>> Start Items

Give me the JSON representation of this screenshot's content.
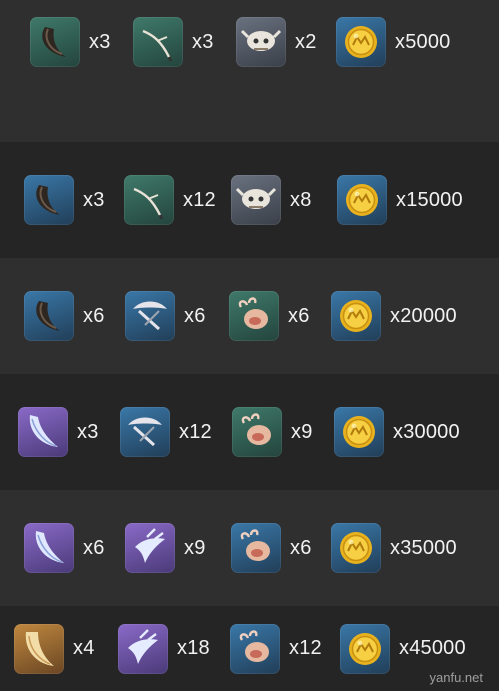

>> End Items
>> Start Items

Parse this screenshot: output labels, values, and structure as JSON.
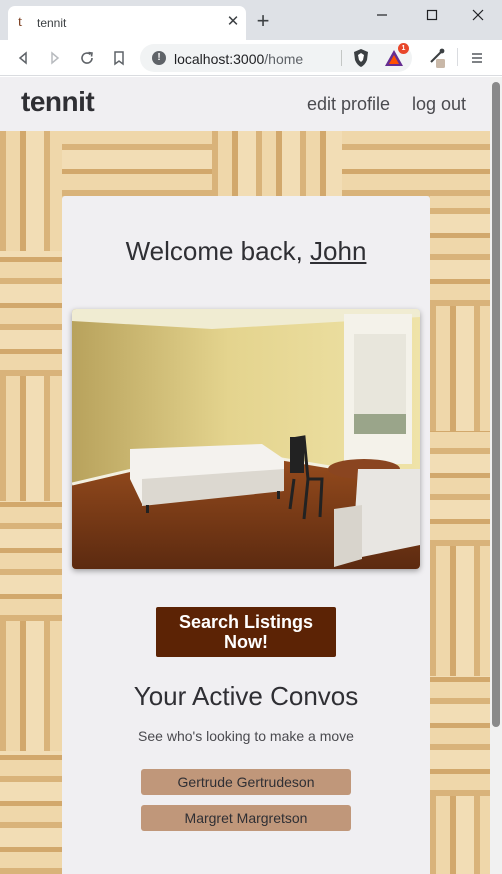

>> End Items
>> Start Items

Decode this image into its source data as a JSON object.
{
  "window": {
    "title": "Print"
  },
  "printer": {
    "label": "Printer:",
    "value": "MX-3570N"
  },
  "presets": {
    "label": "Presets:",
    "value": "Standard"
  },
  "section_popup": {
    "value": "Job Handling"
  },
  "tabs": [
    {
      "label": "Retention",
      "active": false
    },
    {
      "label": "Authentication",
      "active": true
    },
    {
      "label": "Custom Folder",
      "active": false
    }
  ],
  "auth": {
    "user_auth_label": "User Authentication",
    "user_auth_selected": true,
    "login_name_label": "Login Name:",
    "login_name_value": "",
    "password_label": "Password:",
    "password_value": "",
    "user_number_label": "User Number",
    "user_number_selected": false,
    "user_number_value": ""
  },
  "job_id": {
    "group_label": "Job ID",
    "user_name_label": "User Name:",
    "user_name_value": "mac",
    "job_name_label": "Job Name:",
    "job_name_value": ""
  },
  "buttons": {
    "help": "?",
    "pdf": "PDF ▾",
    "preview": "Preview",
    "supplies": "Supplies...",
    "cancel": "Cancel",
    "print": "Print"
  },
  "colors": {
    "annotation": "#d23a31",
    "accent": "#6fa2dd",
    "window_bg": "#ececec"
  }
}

>> End Items

## Directions
Report all lines of the data that include the word "screenshot".

## Task output
Give me the JSON representation of this screenshot's content.
Parse this screenshot: output labels, values, and structure as JSON.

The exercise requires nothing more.